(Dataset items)
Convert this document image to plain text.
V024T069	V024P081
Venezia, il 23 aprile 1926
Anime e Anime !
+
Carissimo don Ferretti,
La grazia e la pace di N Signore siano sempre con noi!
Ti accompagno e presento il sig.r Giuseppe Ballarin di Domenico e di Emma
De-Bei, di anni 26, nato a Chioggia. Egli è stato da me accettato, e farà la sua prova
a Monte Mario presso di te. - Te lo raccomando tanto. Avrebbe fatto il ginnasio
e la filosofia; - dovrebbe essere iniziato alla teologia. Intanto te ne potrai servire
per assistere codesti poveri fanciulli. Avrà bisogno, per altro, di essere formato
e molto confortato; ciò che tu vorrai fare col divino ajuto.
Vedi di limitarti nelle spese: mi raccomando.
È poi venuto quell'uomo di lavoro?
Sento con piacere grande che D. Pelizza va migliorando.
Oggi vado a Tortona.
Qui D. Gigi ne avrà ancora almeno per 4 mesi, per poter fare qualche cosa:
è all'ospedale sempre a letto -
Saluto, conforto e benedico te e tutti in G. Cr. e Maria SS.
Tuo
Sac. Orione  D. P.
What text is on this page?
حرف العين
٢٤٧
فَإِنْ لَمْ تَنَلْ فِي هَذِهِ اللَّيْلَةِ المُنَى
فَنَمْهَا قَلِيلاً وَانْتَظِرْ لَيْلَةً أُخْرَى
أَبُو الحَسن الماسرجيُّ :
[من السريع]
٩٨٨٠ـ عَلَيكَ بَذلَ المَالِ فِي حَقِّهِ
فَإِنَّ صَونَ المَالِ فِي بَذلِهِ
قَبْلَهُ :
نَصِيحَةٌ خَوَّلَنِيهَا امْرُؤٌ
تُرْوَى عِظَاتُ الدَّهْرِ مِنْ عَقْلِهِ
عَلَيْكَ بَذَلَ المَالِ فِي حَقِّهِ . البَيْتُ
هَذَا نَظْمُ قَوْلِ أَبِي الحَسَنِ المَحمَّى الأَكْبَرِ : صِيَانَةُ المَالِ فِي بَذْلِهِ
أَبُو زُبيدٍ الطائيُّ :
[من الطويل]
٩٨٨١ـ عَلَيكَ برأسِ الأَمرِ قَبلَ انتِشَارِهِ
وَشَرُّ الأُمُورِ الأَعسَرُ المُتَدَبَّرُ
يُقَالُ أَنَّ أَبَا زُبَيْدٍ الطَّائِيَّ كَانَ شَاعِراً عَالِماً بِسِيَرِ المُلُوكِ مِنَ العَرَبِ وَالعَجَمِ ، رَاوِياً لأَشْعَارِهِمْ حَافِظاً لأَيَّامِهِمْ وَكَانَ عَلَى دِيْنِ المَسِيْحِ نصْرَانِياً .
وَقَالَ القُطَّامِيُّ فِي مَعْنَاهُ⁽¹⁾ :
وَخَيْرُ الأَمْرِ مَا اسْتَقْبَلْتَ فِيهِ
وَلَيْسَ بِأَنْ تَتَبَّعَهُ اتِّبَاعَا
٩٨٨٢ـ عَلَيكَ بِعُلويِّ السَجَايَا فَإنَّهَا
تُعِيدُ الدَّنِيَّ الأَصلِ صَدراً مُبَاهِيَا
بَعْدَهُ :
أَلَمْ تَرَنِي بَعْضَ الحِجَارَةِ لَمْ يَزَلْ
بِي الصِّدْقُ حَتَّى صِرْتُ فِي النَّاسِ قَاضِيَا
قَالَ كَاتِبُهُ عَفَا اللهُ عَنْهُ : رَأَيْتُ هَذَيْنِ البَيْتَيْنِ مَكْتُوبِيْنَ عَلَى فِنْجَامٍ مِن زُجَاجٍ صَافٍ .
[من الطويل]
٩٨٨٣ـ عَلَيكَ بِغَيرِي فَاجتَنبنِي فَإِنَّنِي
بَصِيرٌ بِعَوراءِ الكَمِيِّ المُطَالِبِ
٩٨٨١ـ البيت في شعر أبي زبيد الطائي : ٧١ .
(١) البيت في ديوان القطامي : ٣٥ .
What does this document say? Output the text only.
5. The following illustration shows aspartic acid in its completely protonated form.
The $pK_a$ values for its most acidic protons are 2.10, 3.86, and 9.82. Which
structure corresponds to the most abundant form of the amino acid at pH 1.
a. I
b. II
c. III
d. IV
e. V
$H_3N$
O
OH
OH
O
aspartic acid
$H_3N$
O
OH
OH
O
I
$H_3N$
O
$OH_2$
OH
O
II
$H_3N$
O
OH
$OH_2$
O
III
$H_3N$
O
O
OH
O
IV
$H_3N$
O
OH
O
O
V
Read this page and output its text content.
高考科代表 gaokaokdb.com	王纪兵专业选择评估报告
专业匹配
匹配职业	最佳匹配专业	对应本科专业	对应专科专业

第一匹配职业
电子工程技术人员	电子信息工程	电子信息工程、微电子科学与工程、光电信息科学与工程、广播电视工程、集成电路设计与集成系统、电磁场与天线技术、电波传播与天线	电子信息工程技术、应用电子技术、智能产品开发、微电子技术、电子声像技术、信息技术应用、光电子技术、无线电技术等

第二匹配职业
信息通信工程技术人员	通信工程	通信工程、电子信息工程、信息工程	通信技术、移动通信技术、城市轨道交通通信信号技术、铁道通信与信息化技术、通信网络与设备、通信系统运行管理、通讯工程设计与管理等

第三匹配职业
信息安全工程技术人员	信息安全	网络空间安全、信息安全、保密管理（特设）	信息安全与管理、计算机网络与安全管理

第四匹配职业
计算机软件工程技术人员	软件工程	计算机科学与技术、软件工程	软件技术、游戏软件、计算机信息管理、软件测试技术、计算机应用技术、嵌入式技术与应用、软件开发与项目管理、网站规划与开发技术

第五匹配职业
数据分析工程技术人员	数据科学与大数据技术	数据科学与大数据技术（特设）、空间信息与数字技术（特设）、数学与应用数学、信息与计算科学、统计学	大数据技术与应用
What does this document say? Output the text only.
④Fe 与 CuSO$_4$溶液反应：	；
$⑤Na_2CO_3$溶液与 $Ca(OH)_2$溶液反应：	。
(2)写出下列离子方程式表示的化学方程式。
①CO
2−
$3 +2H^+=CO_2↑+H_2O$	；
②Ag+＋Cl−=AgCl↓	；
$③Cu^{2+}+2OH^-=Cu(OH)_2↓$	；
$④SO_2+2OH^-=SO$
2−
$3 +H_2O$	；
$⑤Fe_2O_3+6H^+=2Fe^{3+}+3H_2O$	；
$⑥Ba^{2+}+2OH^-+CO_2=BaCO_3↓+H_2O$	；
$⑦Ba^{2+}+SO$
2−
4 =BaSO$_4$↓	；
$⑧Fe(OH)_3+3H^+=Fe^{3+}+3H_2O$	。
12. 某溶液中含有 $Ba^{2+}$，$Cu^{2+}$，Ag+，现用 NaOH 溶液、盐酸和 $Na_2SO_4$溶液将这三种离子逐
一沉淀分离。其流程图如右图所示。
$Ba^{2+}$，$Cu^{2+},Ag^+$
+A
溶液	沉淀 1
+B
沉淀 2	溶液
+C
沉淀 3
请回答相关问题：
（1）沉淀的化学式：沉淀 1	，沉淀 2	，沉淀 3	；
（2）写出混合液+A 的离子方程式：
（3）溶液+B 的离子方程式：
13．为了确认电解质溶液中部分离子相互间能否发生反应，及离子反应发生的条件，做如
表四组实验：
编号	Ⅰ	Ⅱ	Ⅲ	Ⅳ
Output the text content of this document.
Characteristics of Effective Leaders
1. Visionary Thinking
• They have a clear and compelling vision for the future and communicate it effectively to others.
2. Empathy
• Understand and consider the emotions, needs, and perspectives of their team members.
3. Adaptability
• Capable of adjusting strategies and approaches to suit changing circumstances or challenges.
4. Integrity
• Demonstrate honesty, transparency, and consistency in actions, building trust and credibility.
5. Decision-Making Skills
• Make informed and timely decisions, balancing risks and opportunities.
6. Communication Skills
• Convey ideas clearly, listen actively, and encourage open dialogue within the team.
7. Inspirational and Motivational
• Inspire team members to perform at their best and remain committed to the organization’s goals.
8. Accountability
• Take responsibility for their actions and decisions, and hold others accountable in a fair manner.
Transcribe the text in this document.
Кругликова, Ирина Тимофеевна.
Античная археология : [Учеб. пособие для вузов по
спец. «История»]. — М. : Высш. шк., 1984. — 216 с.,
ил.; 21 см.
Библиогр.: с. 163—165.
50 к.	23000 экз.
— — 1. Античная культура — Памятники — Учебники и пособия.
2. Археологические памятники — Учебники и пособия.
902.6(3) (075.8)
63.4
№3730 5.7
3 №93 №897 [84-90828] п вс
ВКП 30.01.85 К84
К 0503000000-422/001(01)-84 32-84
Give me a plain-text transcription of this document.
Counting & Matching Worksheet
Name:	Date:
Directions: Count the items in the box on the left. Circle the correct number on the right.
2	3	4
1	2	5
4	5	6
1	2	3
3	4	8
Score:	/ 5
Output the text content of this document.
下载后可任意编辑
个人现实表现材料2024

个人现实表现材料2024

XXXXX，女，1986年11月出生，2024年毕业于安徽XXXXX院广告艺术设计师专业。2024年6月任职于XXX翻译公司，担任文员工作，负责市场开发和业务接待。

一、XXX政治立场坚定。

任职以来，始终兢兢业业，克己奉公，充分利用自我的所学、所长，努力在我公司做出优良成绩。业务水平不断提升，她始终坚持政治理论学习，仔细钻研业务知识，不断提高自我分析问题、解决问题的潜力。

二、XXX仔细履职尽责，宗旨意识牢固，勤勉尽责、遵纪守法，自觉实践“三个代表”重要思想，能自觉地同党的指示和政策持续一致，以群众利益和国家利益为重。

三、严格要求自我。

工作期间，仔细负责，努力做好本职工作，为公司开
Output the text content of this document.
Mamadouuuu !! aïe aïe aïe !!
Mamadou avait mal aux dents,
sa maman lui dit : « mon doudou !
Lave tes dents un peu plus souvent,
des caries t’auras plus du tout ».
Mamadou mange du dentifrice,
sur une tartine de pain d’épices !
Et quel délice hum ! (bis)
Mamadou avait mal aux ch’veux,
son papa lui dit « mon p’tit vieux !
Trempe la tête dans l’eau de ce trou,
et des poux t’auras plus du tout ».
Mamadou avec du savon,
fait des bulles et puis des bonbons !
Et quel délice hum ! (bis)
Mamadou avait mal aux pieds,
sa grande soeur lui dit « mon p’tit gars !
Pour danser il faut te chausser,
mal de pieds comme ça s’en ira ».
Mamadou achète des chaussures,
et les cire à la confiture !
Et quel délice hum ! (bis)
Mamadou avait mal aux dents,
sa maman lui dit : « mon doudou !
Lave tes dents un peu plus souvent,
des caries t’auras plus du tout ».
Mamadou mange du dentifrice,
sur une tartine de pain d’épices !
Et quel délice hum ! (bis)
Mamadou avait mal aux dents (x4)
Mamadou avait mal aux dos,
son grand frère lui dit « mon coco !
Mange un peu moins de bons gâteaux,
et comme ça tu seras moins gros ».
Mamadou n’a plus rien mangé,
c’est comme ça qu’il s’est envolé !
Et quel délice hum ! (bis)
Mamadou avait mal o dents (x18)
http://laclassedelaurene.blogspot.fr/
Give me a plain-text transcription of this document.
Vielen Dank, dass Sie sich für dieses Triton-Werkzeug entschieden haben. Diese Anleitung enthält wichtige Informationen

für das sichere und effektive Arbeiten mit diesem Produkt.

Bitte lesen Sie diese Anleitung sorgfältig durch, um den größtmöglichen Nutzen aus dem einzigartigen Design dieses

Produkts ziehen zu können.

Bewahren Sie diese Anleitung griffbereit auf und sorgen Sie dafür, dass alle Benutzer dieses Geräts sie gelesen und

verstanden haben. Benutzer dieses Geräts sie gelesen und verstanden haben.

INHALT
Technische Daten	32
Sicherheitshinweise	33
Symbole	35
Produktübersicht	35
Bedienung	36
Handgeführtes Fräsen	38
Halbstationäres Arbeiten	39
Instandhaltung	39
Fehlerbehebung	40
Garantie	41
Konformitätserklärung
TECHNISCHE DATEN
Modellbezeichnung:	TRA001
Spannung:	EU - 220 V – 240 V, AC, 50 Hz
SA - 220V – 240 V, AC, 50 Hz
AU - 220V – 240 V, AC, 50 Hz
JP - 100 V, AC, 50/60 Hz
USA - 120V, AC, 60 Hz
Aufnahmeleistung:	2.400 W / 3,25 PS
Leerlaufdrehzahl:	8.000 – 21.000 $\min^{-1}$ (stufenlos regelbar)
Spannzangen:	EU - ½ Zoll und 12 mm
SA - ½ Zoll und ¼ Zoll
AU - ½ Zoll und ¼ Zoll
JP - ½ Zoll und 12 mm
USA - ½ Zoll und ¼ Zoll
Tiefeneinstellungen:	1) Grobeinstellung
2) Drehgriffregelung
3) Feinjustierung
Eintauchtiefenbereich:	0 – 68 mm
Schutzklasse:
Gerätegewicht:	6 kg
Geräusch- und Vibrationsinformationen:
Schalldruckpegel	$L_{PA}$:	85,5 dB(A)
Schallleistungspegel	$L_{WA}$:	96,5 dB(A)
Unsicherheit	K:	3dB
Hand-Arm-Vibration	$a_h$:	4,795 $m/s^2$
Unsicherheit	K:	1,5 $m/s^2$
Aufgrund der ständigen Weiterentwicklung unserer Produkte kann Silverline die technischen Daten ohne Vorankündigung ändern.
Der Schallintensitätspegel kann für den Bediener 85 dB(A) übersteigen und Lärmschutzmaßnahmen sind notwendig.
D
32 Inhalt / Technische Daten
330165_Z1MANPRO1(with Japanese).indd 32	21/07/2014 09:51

# What you should do:
Search the entries for "Zoll" and copy out each line that has it.

# Exercise answer:
Spannzangen:	EU - ½ Zoll und 12 mm
SA - ½ Zoll und ¼ Zoll
AU - ½ Zoll und ¼ Zoll
JP - ½ Zoll und 12 mm
USA - ½ Zoll und ¼ Zoll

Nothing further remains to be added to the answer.